## What you have to do
Transcribe the data in full and exactly, omitting any pictures.

[Data records]
[Begin]

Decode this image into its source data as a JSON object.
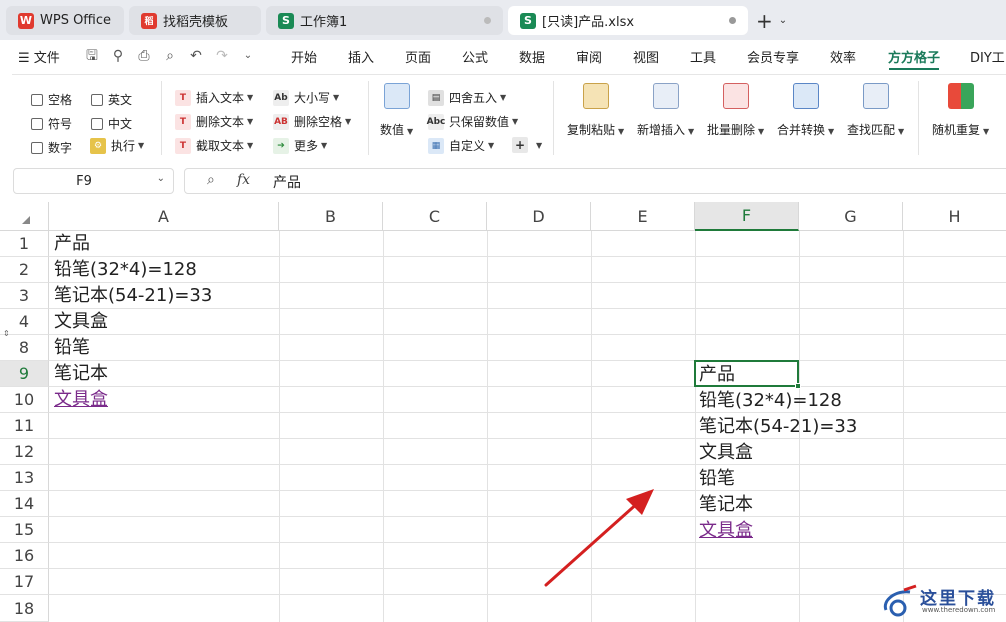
{
  "tabs": [
    {
      "label": "WPS Office",
      "logo": "W"
    },
    {
      "label": "找稻壳模板",
      "logo": "稻"
    },
    {
      "label": "工作簿1",
      "logo": "S"
    },
    {
      "label": "[只读]产品.xlsx",
      "logo": "S"
    }
  ],
  "menu": {
    "file": "文件",
    "items": [
      "开始",
      "插入",
      "页面",
      "公式",
      "数据",
      "审阅",
      "视图",
      "工具",
      "会员专享",
      "效率",
      "方方格子",
      "DIY工"
    ],
    "active": "方方格子"
  },
  "ribbon": {
    "checkboxes": [
      "空格",
      "英文",
      "符号",
      "中文",
      "数字"
    ],
    "exec": "执行",
    "text_ops": [
      "插入文本",
      "删除文本",
      "截取文本"
    ],
    "case_ops": [
      "大小写",
      "删除空格",
      "更多"
    ],
    "number": "数值",
    "round_ops": [
      "四舍五入",
      "只保留数值",
      "自定义"
    ],
    "big_buttons": [
      "复制粘贴",
      "新增插入",
      "批量删除",
      "合并转换",
      "查找匹配",
      "随机重复"
    ],
    "icon_labels": {
      "case": "Ab",
      "space": "AB",
      "keep_num": "Abc"
    }
  },
  "formula": {
    "name_box": "F9",
    "fx": "fx",
    "content": "产品"
  },
  "sheet": {
    "columns": [
      "A",
      "B",
      "C",
      "D",
      "E",
      "F",
      "G",
      "H"
    ],
    "selected_column": "F",
    "rows": [
      "1",
      "2",
      "3",
      "4",
      "8",
      "9",
      "10",
      "11",
      "12",
      "13",
      "14",
      "15",
      "16",
      "17",
      "18"
    ],
    "selected_row": "9",
    "col_a": [
      "产品",
      "铅笔(32*4)=128",
      "笔记本(54-21)=33",
      "文具盒",
      "铅笔",
      "笔记本",
      "文具盒"
    ],
    "col_f": [
      "产品",
      "铅笔(32*4)=128",
      "笔记本(54-21)=33",
      "文具盒",
      "铅笔",
      "笔记本",
      "文具盒"
    ]
  },
  "watermark": {
    "title": "这里下载",
    "url": "www.theredown.com"
  },
  "colors": {
    "accent": "#1a7a5a",
    "selection": "#1f7a3a",
    "link": "#7a2a8a",
    "arrow": "#d42020"
  }
}
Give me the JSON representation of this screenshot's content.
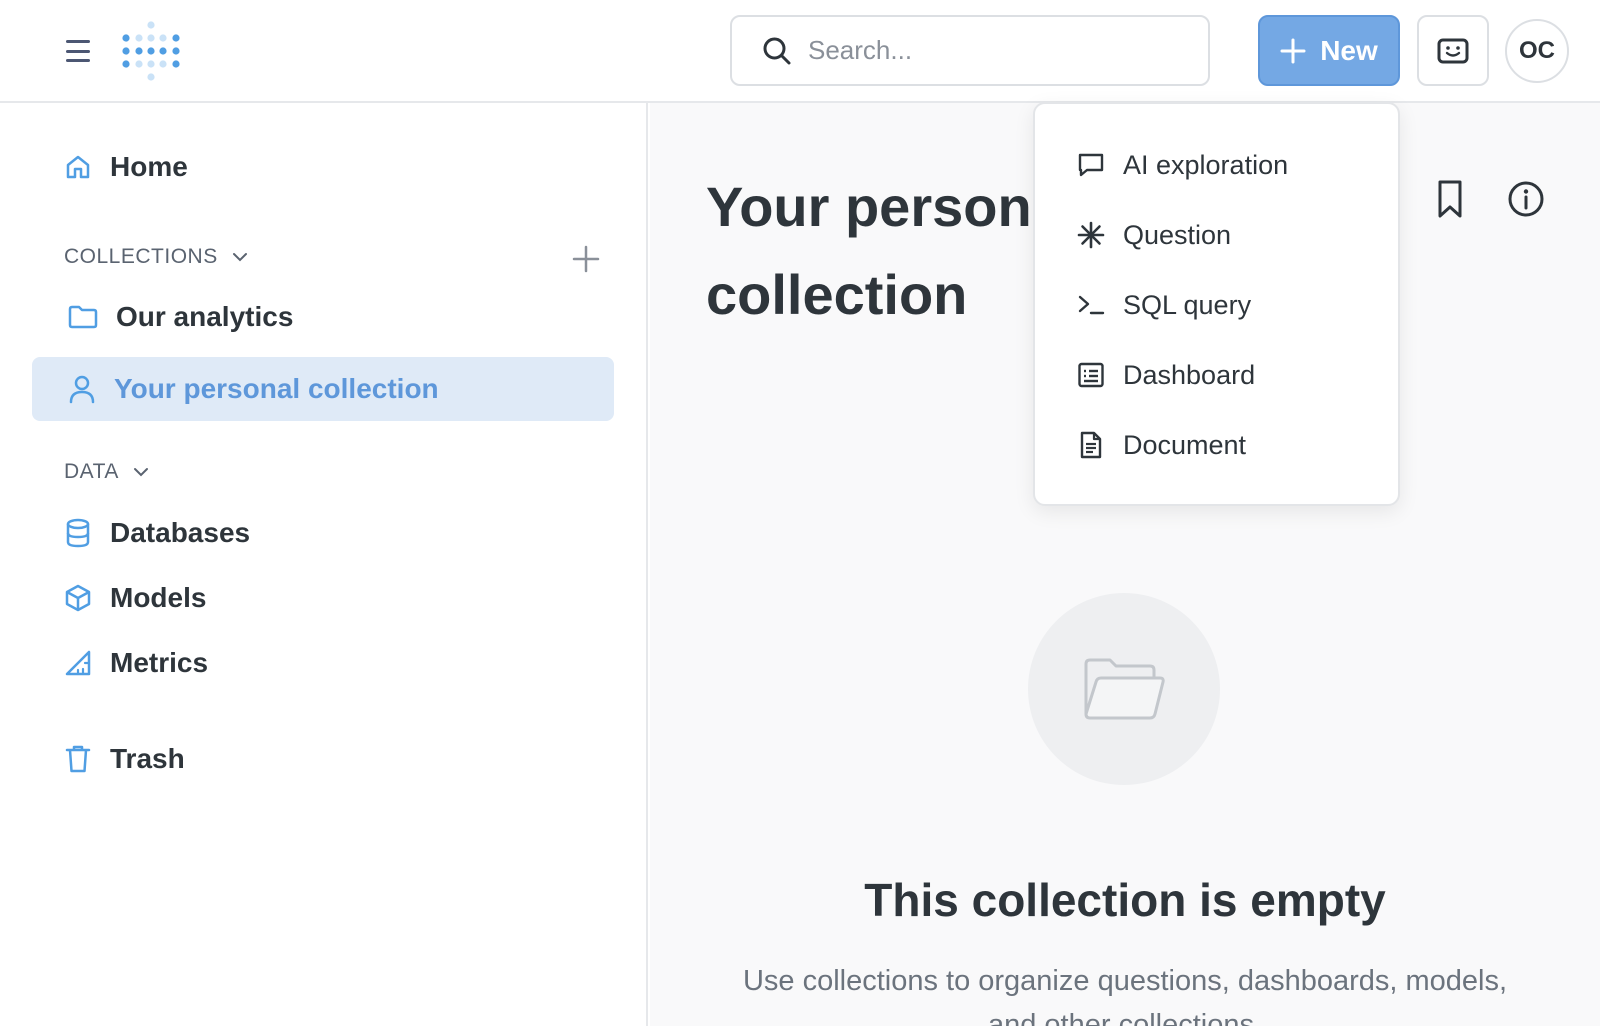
{
  "header": {
    "search_placeholder": "Search...",
    "new_label": "New",
    "avatar_initials": "OC"
  },
  "sidebar": {
    "home_label": "Home",
    "collections_label": "COLLECTIONS",
    "our_analytics_label": "Our analytics",
    "personal_collection_label": "Your personal collection",
    "data_label": "DATA",
    "databases_label": "Databases",
    "models_label": "Models",
    "metrics_label": "Metrics",
    "trash_label": "Trash"
  },
  "main": {
    "title": "Your personal collection",
    "empty_title": "This collection is empty",
    "empty_description": "Use collections to organize questions, dashboards, models, and other collections."
  },
  "new_menu": {
    "items": [
      {
        "label": "AI exploration",
        "icon": "chat-icon"
      },
      {
        "label": "Question",
        "icon": "asterisk-icon"
      },
      {
        "label": "SQL query",
        "icon": "terminal-icon"
      },
      {
        "label": "Dashboard",
        "icon": "dashboard-icon"
      },
      {
        "label": "Document",
        "icon": "document-icon"
      }
    ]
  },
  "colors": {
    "brand": "#509ee3",
    "new_button": "#74a8e4",
    "active_nav_bg": "#dfeaf7",
    "text_dark": "#2e353b"
  }
}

[End]

## Task result
Decode this image into its source data as a JSON object.
{
  "tabs": [
    {
      "label": "WPS Office",
      "logo": "W"
    },
    {
      "label": "找稻壳模板",
      "logo": "稻"
    },
    {
      "label": "工作簿1",
      "logo": "S"
    },
    {
      "label": "[只读]产品.xlsx",
      "logo": "S"
    }
  ],
  "menu": {
    "file": "文件",
    "items": [
      "开始",
      "插入",
      "页面",
      "公式",
      "数据",
      "审阅",
      "视图",
      "工具",
      "会员专享",
      "效率",
      "方方格子",
      "DIY工"
    ],
    "active": "方方格子"
  },
  "ribbon": {
    "checkboxes": [
      "空格",
      "英文",
      "符号",
      "中文",
      "数字"
    ],
    "exec": "执行",
    "text_ops": [
      "插入文本",
      "删除文本",
      "截取文本"
    ],
    "case_ops": [
      "大小写",
      "删除空格",
      "更多"
    ],
    "number": "数值",
    "round_ops": [
      "四舍五入",
      "只保留数值",
      "自定义"
    ],
    "big_buttons": [
      "复制粘贴",
      "新增插入",
      "批量删除",
      "合并转换",
      "查找匹配",
      "随机重复"
    ],
    "icon_labels": {
      "case": "Ab",
      "space": "AB",
      "keep_num": "Abc"
    }
  },
  "formula": {
    "name_box": "F9",
    "fx": "fx",
    "content": "产品"
  },
  "sheet": {
    "columns": [
      "A",
      "B",
      "C",
      "D",
      "E",
      "F",
      "G",
      "H"
    ],
    "selected_column": "F",
    "rows": [
      "1",
      "2",
      "3",
      "4",
      "8",
      "9",
      "10",
      "11",
      "12",
      "13",
      "14",
      "15",
      "16",
      "17",
      "18"
    ],
    "selected_row": "9",
    "col_a": [
      "产品",
      "铅笔(32*4)=128",
      "笔记本(54-21)=33",
      "文具盒",
      "铅笔",
      "笔记本",
      "文具盒"
    ],
    "col_f": [
      "产品",
      "铅笔(32*4)=128",
      "笔记本(54-21)=33",
      "文具盒",
      "铅笔",
      "笔记本",
      "文具盒"
    ]
  },
  "watermark": {
    "title": "这里下载",
    "url": "www.theredown.com"
  },
  "colors": {
    "accent": "#1a7a5a",
    "selection": "#1f7a3a",
    "link": "#7a2a8a",
    "arrow": "#d42020"
  }
}
Give me the JSON representation of this screenshot's content.
{
  "header": {
    "search_placeholder": "Search...",
    "new_label": "New",
    "avatar_initials": "OC"
  },
  "sidebar": {
    "home_label": "Home",
    "collections_label": "COLLECTIONS",
    "our_analytics_label": "Our analytics",
    "personal_collection_label": "Your personal collection",
    "data_label": "DATA",
    "databases_label": "Databases",
    "models_label": "Models",
    "metrics_label": "Metrics",
    "trash_label": "Trash"
  },
  "main": {
    "title": "Your personal collection",
    "empty_title": "This collection is empty",
    "empty_description": "Use collections to organize questions, dashboards, models, and other collections."
  },
  "new_menu": {
    "items": [
      {
        "label": "AI exploration",
        "icon": "chat-icon"
      },
      {
        "label": "Question",
        "icon": "asterisk-icon"
      },
      {
        "label": "SQL query",
        "icon": "terminal-icon"
      },
      {
        "label": "Dashboard",
        "icon": "dashboard-icon"
      },
      {
        "label": "Document",
        "icon": "document-icon"
      }
    ]
  },
  "colors": {
    "brand": "#509ee3",
    "new_button": "#74a8e4",
    "active_nav_bg": "#dfeaf7",
    "text_dark": "#2e353b"
  }
}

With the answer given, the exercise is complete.